Below are records to transcribe exactly, without their pictures.

---------- Supplied material ----------

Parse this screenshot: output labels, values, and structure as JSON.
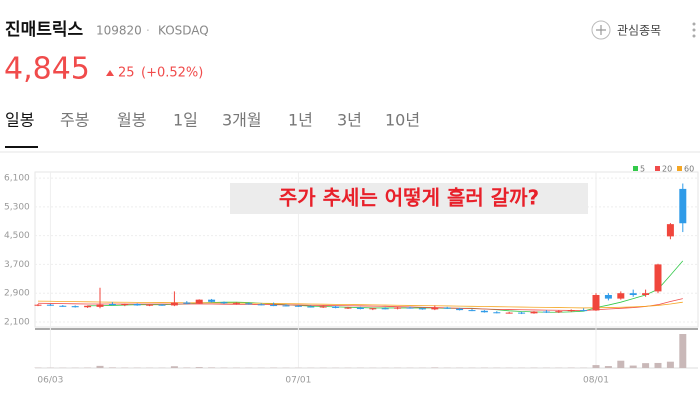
{
  "header": {
    "name": "진매트릭스",
    "code": "109820",
    "separator": "·",
    "market": "KOSDAQ",
    "watch": "관심종목",
    "price": "4,845",
    "change": "25",
    "change_pct": "(+0.52%)"
  },
  "tabs": [
    "일봉",
    "주봉",
    "월봉",
    "1일",
    "3개월",
    "1년",
    "3년",
    "10년"
  ],
  "chart_data": {
    "type": "candlestick",
    "annotation": "주가 추세는 어떻게 흘러 갈까?",
    "categories": [
      null,
      "06/03",
      null,
      null,
      null,
      null,
      null,
      null,
      null,
      null,
      null,
      null,
      null,
      null,
      null,
      null,
      null,
      null,
      null,
      null,
      null,
      "07/01",
      null,
      null,
      null,
      null,
      null,
      null,
      null,
      null,
      null,
      null,
      null,
      null,
      null,
      null,
      null,
      null,
      null,
      null,
      null,
      null,
      null,
      null,
      null,
      "08/01",
      null,
      null,
      null,
      null,
      null,
      null,
      null
    ],
    "open": [
      2560,
      2580,
      2550,
      2540,
      2510,
      2520,
      2600,
      2570,
      2600,
      2560,
      2580,
      2560,
      2640,
      2610,
      2720,
      2650,
      2620,
      2620,
      2590,
      2570,
      2560,
      2550,
      2530,
      2520,
      2530,
      2490,
      2500,
      2460,
      2480,
      2470,
      2500,
      2480,
      2450,
      2500,
      2470,
      2430,
      2410,
      2370,
      2350,
      2360,
      2340,
      2390,
      2370,
      2400,
      2430,
      2420,
      2850,
      2750,
      2900,
      2850,
      2950,
      4480,
      5800
    ],
    "high": [
      2600,
      2600,
      2570,
      2560,
      2560,
      3050,
      2650,
      2610,
      2620,
      2590,
      2600,
      2950,
      2680,
      2730,
      2740,
      2670,
      2650,
      2640,
      2620,
      2640,
      2590,
      2570,
      2560,
      2550,
      2550,
      2520,
      2520,
      2500,
      2510,
      2520,
      2530,
      2500,
      2560,
      2520,
      2490,
      2460,
      2430,
      2400,
      2380,
      2380,
      2400,
      2430,
      2420,
      2450,
      2480,
      2900,
      2900,
      2950,
      3000,
      3000,
      3720,
      4850,
      5950
    ],
    "low": [
      2540,
      2550,
      2520,
      2500,
      2490,
      2480,
      2560,
      2540,
      2550,
      2540,
      2550,
      2540,
      2590,
      2600,
      2640,
      2600,
      2580,
      2580,
      2560,
      2540,
      2530,
      2520,
      2500,
      2490,
      2480,
      2460,
      2450,
      2430,
      2450,
      2450,
      2470,
      2440,
      2430,
      2460,
      2420,
      2400,
      2360,
      2340,
      2330,
      2320,
      2330,
      2350,
      2350,
      2380,
      2400,
      2410,
      2700,
      2720,
      2800,
      2800,
      2900,
      4400,
      4600
    ],
    "close": [
      2580,
      2560,
      2540,
      2510,
      2550,
      2580,
      2570,
      2600,
      2560,
      2580,
      2560,
      2640,
      2610,
      2720,
      2660,
      2620,
      2630,
      2590,
      2570,
      2560,
      2550,
      2530,
      2520,
      2530,
      2490,
      2500,
      2460,
      2480,
      2470,
      2500,
      2480,
      2450,
      2500,
      2470,
      2430,
      2410,
      2370,
      2350,
      2360,
      2340,
      2390,
      2370,
      2400,
      2430,
      2420,
      2850,
      2750,
      2900,
      2850,
      2900,
      3700,
      4820,
      4845
    ],
    "volume": [
      40000,
      35000,
      30000,
      30000,
      40000,
      220000,
      60000,
      40000,
      35000,
      30000,
      30000,
      180000,
      50000,
      90000,
      60000,
      40000,
      35000,
      30000,
      30000,
      40000,
      30000,
      25000,
      25000,
      30000,
      25000,
      25000,
      30000,
      25000,
      25000,
      30000,
      25000,
      25000,
      60000,
      30000,
      30000,
      30000,
      35000,
      30000,
      25000,
      25000,
      35000,
      30000,
      30000,
      40000,
      30000,
      300000,
      200000,
      750000,
      250000,
      500000,
      520000,
      650000,
      3500000
    ],
    "up_color": "#f0463c",
    "down_color": "#2f9be8",
    "volume_color": "#c9b8b8",
    "moving_averages": [
      {
        "name": "5",
        "color": "#33c94a",
        "values": [
          null,
          null,
          null,
          null,
          2550,
          2550,
          2560,
          2570,
          2580,
          2580,
          2580,
          2590,
          2600,
          2630,
          2640,
          2650,
          2650,
          2640,
          2620,
          2600,
          2580,
          2560,
          2540,
          2530,
          2520,
          2510,
          2500,
          2490,
          2490,
          2490,
          2490,
          2490,
          2490,
          2480,
          2480,
          2480,
          2460,
          2440,
          2410,
          2390,
          2380,
          2370,
          2370,
          2380,
          2400,
          2500,
          2570,
          2650,
          2750,
          2850,
          3010,
          3400,
          3800
        ]
      },
      {
        "name": "20",
        "color": "#f04b4b",
        "values": [
          2620,
          2615,
          2610,
          2605,
          2600,
          2600,
          2600,
          2600,
          2600,
          2600,
          2600,
          2600,
          2600,
          2600,
          2600,
          2595,
          2590,
          2590,
          2585,
          2580,
          2575,
          2570,
          2565,
          2560,
          2555,
          2550,
          2545,
          2540,
          2535,
          2525,
          2520,
          2510,
          2500,
          2490,
          2480,
          2470,
          2460,
          2450,
          2445,
          2440,
          2435,
          2430,
          2425,
          2420,
          2415,
          2440,
          2460,
          2480,
          2500,
          2530,
          2580,
          2670,
          2750
        ]
      },
      {
        "name": "60",
        "color": "#f5a623",
        "values": [
          2680,
          2675,
          2670,
          2665,
          2660,
          2655,
          2650,
          2648,
          2645,
          2642,
          2640,
          2638,
          2635,
          2632,
          2630,
          2628,
          2625,
          2622,
          2620,
          2615,
          2610,
          2605,
          2600,
          2595,
          2590,
          2585,
          2580,
          2575,
          2570,
          2565,
          2560,
          2555,
          2550,
          2545,
          2540,
          2535,
          2530,
          2525,
          2520,
          2515,
          2510,
          2505,
          2500,
          2495,
          2490,
          2495,
          2500,
          2510,
          2520,
          2535,
          2560,
          2600,
          2650
        ]
      }
    ],
    "ylim": [
      1960,
      6270
    ],
    "yticks": [
      {
        "value": 2100,
        "label": "2,100"
      },
      {
        "value": 2900,
        "label": "2,900"
      },
      {
        "value": 3700,
        "label": "3,700"
      },
      {
        "value": 4500,
        "label": "4,500"
      },
      {
        "value": 5300,
        "label": "5,300"
      },
      {
        "value": 6100,
        "label": "6,100"
      }
    ],
    "grid": true
  }
}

----------

▸ **Exercise response**:
Parse this screenshot: output labels, values, and structure as JSON.
{
  "header": {
    "name": "진매트릭스",
    "code": "109820",
    "separator": "·",
    "market": "KOSDAQ",
    "watch": "관심종목",
    "price": "4,845",
    "change": "25",
    "change_pct": "(+0.52%)"
  },
  "tabs": [
    "일봉",
    "주봉",
    "월봉",
    "1일",
    "3개월",
    "1년",
    "3년",
    "10년"
  ],
  "chart_data": {
    "type": "candlestick",
    "annotation": "주가 추세는 어떻게 흘러 갈까?",
    "categories": [
      null,
      "06/03",
      null,
      null,
      null,
      null,
      null,
      null,
      null,
      null,
      null,
      null,
      null,
      null,
      null,
      null,
      null,
      null,
      null,
      null,
      null,
      "07/01",
      null,
      null,
      null,
      null,
      null,
      null,
      null,
      null,
      null,
      null,
      null,
      null,
      null,
      null,
      null,
      null,
      null,
      null,
      null,
      null,
      null,
      null,
      null,
      "08/01",
      null,
      null,
      null,
      null,
      null,
      null,
      null
    ],
    "open": [
      2560,
      2580,
      2550,
      2540,
      2510,
      2520,
      2600,
      2570,
      2600,
      2560,
      2580,
      2560,
      2640,
      2610,
      2720,
      2650,
      2620,
      2620,
      2590,
      2570,
      2560,
      2550,
      2530,
      2520,
      2530,
      2490,
      2500,
      2460,
      2480,
      2470,
      2500,
      2480,
      2450,
      2500,
      2470,
      2430,
      2410,
      2370,
      2350,
      2360,
      2340,
      2390,
      2370,
      2400,
      2430,
      2420,
      2850,
      2750,
      2900,
      2850,
      2950,
      4480,
      5800
    ],
    "high": [
      2600,
      2600,
      2570,
      2560,
      2560,
      3050,
      2650,
      2610,
      2620,
      2590,
      2600,
      2950,
      2680,
      2730,
      2740,
      2670,
      2650,
      2640,
      2620,
      2640,
      2590,
      2570,
      2560,
      2550,
      2550,
      2520,
      2520,
      2500,
      2510,
      2520,
      2530,
      2500,
      2560,
      2520,
      2490,
      2460,
      2430,
      2400,
      2380,
      2380,
      2400,
      2430,
      2420,
      2450,
      2480,
      2900,
      2900,
      2950,
      3000,
      3000,
      3720,
      4850,
      5950
    ],
    "low": [
      2540,
      2550,
      2520,
      2500,
      2490,
      2480,
      2560,
      2540,
      2550,
      2540,
      2550,
      2540,
      2590,
      2600,
      2640,
      2600,
      2580,
      2580,
      2560,
      2540,
      2530,
      2520,
      2500,
      2490,
      2480,
      2460,
      2450,
      2430,
      2450,
      2450,
      2470,
      2440,
      2430,
      2460,
      2420,
      2400,
      2360,
      2340,
      2330,
      2320,
      2330,
      2350,
      2350,
      2380,
      2400,
      2410,
      2700,
      2720,
      2800,
      2800,
      2900,
      4400,
      4600
    ],
    "close": [
      2580,
      2560,
      2540,
      2510,
      2550,
      2580,
      2570,
      2600,
      2560,
      2580,
      2560,
      2640,
      2610,
      2720,
      2660,
      2620,
      2630,
      2590,
      2570,
      2560,
      2550,
      2530,
      2520,
      2530,
      2490,
      2500,
      2460,
      2480,
      2470,
      2500,
      2480,
      2450,
      2500,
      2470,
      2430,
      2410,
      2370,
      2350,
      2360,
      2340,
      2390,
      2370,
      2400,
      2430,
      2420,
      2850,
      2750,
      2900,
      2850,
      2900,
      3700,
      4820,
      4845
    ],
    "volume": [
      40000,
      35000,
      30000,
      30000,
      40000,
      220000,
      60000,
      40000,
      35000,
      30000,
      30000,
      180000,
      50000,
      90000,
      60000,
      40000,
      35000,
      30000,
      30000,
      40000,
      30000,
      25000,
      25000,
      30000,
      25000,
      25000,
      30000,
      25000,
      25000,
      30000,
      25000,
      25000,
      60000,
      30000,
      30000,
      30000,
      35000,
      30000,
      25000,
      25000,
      35000,
      30000,
      30000,
      40000,
      30000,
      300000,
      200000,
      750000,
      250000,
      500000,
      520000,
      650000,
      3500000
    ],
    "up_color": "#f0463c",
    "down_color": "#2f9be8",
    "volume_color": "#c9b8b8",
    "moving_averages": [
      {
        "name": "5",
        "color": "#33c94a",
        "values": [
          null,
          null,
          null,
          null,
          2550,
          2550,
          2560,
          2570,
          2580,
          2580,
          2580,
          2590,
          2600,
          2630,
          2640,
          2650,
          2650,
          2640,
          2620,
          2600,
          2580,
          2560,
          2540,
          2530,
          2520,
          2510,
          2500,
          2490,
          2490,
          2490,
          2490,
          2490,
          2490,
          2480,
          2480,
          2480,
          2460,
          2440,
          2410,
          2390,
          2380,
          2370,
          2370,
          2380,
          2400,
          2500,
          2570,
          2650,
          2750,
          2850,
          3010,
          3400,
          3800
        ]
      },
      {
        "name": "20",
        "color": "#f04b4b",
        "values": [
          2620,
          2615,
          2610,
          2605,
          2600,
          2600,
          2600,
          2600,
          2600,
          2600,
          2600,
          2600,
          2600,
          2600,
          2600,
          2595,
          2590,
          2590,
          2585,
          2580,
          2575,
          2570,
          2565,
          2560,
          2555,
          2550,
          2545,
          2540,
          2535,
          2525,
          2520,
          2510,
          2500,
          2490,
          2480,
          2470,
          2460,
          2450,
          2445,
          2440,
          2435,
          2430,
          2425,
          2420,
          2415,
          2440,
          2460,
          2480,
          2500,
          2530,
          2580,
          2670,
          2750
        ]
      },
      {
        "name": "60",
        "color": "#f5a623",
        "values": [
          2680,
          2675,
          2670,
          2665,
          2660,
          2655,
          2650,
          2648,
          2645,
          2642,
          2640,
          2638,
          2635,
          2632,
          2630,
          2628,
          2625,
          2622,
          2620,
          2615,
          2610,
          2605,
          2600,
          2595,
          2590,
          2585,
          2580,
          2575,
          2570,
          2565,
          2560,
          2555,
          2550,
          2545,
          2540,
          2535,
          2530,
          2525,
          2520,
          2515,
          2510,
          2505,
          2500,
          2495,
          2490,
          2495,
          2500,
          2510,
          2520,
          2535,
          2560,
          2600,
          2650
        ]
      }
    ],
    "ylim": [
      1960,
      6270
    ],
    "yticks": [
      {
        "value": 2100,
        "label": "2,100"
      },
      {
        "value": 2900,
        "label": "2,900"
      },
      {
        "value": 3700,
        "label": "3,700"
      },
      {
        "value": 4500,
        "label": "4,500"
      },
      {
        "value": 5300,
        "label": "5,300"
      },
      {
        "value": 6100,
        "label": "6,100"
      }
    ],
    "grid": true
  }
}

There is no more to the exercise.